──────── RECORDS TO PROCESS

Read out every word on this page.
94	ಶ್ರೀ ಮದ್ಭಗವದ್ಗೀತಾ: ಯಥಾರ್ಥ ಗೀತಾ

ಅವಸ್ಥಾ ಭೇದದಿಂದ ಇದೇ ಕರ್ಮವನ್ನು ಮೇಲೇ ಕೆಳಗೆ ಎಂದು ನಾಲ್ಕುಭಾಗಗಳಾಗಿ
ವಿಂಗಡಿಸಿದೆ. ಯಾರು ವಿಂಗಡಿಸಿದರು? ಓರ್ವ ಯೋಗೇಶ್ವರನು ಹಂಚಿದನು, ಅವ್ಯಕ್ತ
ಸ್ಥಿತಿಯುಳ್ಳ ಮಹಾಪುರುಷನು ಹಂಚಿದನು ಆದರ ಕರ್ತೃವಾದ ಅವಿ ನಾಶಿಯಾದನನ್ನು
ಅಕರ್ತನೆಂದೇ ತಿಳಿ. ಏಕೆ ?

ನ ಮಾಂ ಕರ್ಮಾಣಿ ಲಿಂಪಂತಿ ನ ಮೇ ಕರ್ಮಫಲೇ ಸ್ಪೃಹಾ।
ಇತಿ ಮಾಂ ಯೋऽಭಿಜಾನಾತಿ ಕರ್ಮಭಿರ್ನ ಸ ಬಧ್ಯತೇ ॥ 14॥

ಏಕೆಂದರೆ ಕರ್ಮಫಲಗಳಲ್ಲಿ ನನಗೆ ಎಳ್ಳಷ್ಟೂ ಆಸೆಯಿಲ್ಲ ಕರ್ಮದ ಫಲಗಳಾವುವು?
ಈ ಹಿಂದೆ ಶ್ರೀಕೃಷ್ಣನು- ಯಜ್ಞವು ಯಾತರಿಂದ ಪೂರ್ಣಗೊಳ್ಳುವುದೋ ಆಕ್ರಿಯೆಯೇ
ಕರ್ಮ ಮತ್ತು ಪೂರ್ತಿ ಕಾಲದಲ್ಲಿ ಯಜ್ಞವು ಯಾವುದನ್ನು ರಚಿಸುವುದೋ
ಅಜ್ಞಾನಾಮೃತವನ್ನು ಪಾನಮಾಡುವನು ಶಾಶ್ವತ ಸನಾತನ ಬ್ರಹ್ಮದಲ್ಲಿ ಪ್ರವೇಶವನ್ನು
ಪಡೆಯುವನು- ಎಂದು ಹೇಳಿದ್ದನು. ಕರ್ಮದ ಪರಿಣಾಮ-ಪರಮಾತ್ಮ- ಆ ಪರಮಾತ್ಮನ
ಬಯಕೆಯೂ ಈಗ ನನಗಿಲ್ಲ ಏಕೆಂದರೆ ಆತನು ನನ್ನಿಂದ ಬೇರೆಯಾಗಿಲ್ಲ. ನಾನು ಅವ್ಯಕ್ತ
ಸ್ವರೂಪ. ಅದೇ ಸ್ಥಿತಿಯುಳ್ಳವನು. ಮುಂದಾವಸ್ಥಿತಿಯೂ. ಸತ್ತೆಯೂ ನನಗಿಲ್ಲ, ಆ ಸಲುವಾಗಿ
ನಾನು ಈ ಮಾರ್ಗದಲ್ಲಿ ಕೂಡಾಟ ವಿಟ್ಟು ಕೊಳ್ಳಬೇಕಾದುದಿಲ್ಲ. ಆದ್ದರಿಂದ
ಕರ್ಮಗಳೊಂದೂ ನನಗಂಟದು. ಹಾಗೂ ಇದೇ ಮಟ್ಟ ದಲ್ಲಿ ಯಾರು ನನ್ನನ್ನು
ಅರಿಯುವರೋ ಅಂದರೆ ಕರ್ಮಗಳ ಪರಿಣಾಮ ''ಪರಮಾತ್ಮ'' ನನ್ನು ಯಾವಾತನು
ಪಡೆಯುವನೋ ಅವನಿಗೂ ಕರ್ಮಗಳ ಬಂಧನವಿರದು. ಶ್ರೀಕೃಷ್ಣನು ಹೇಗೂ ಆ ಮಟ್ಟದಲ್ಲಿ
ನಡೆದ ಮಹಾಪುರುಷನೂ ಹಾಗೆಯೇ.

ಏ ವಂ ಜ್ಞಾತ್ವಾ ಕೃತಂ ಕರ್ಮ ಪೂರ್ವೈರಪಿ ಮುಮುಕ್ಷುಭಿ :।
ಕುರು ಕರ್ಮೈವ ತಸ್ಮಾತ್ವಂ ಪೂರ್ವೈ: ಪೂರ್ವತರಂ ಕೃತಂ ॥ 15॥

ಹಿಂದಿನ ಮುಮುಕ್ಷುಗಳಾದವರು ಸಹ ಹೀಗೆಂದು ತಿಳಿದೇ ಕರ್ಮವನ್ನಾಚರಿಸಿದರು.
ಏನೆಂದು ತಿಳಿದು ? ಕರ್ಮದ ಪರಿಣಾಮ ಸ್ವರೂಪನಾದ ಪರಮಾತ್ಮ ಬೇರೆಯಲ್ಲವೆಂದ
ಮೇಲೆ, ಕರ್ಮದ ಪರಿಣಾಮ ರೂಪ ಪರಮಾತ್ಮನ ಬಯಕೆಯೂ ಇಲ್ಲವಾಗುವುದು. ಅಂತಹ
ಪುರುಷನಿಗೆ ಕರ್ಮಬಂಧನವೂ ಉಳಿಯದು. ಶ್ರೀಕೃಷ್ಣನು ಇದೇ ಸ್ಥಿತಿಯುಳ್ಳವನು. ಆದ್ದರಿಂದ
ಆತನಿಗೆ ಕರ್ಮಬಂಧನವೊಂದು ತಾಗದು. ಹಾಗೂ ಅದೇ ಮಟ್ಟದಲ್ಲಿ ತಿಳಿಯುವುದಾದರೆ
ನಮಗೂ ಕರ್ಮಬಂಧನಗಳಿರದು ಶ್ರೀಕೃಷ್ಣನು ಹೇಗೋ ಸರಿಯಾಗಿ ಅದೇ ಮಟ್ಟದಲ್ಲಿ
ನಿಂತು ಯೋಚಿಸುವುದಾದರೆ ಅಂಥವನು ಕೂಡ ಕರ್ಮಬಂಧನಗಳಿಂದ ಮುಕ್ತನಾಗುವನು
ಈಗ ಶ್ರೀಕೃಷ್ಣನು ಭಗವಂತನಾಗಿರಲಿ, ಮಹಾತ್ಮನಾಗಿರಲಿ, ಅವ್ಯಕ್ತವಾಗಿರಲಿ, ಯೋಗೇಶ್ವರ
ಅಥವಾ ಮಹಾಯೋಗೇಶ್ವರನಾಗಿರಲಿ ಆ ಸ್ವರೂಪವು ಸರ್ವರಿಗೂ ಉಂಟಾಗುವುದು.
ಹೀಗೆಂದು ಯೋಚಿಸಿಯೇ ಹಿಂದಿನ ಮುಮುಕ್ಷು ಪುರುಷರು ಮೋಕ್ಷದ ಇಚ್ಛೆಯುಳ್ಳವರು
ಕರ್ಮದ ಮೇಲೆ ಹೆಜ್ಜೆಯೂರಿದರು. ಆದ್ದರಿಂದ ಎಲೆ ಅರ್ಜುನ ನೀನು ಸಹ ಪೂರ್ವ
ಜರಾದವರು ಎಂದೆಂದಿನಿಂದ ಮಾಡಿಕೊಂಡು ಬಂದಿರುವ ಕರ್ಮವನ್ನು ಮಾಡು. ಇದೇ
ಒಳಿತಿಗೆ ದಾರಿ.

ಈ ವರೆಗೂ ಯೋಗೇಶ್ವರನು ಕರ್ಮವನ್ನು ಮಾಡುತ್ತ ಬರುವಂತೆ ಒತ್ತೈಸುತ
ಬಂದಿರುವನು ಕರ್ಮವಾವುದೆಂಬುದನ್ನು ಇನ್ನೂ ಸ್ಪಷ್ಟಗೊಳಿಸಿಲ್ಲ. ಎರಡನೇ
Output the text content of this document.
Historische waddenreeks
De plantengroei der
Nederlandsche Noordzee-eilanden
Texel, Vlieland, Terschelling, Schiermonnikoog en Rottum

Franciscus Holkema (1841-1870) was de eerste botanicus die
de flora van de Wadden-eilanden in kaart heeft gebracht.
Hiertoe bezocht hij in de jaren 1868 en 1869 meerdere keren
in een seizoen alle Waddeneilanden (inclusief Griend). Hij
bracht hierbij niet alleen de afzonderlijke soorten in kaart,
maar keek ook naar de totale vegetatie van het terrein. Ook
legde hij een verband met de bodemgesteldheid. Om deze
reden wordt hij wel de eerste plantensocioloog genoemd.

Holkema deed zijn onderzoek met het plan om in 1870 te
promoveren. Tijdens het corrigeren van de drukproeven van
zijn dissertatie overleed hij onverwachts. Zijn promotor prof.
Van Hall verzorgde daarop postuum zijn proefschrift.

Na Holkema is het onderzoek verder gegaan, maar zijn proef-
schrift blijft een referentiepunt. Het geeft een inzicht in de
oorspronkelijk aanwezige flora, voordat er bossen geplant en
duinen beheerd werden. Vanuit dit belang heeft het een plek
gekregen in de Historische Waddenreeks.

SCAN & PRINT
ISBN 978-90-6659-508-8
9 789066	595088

────────────────

Lines containing the string "onderzoek" are to be selected and copied.

● SOLUTION TO THIS PROBLEM
Holkema deed zijn onderzoek met het plan om in 1870 te
Na Holkema is het onderzoek verder gegaan, maar zijn proef-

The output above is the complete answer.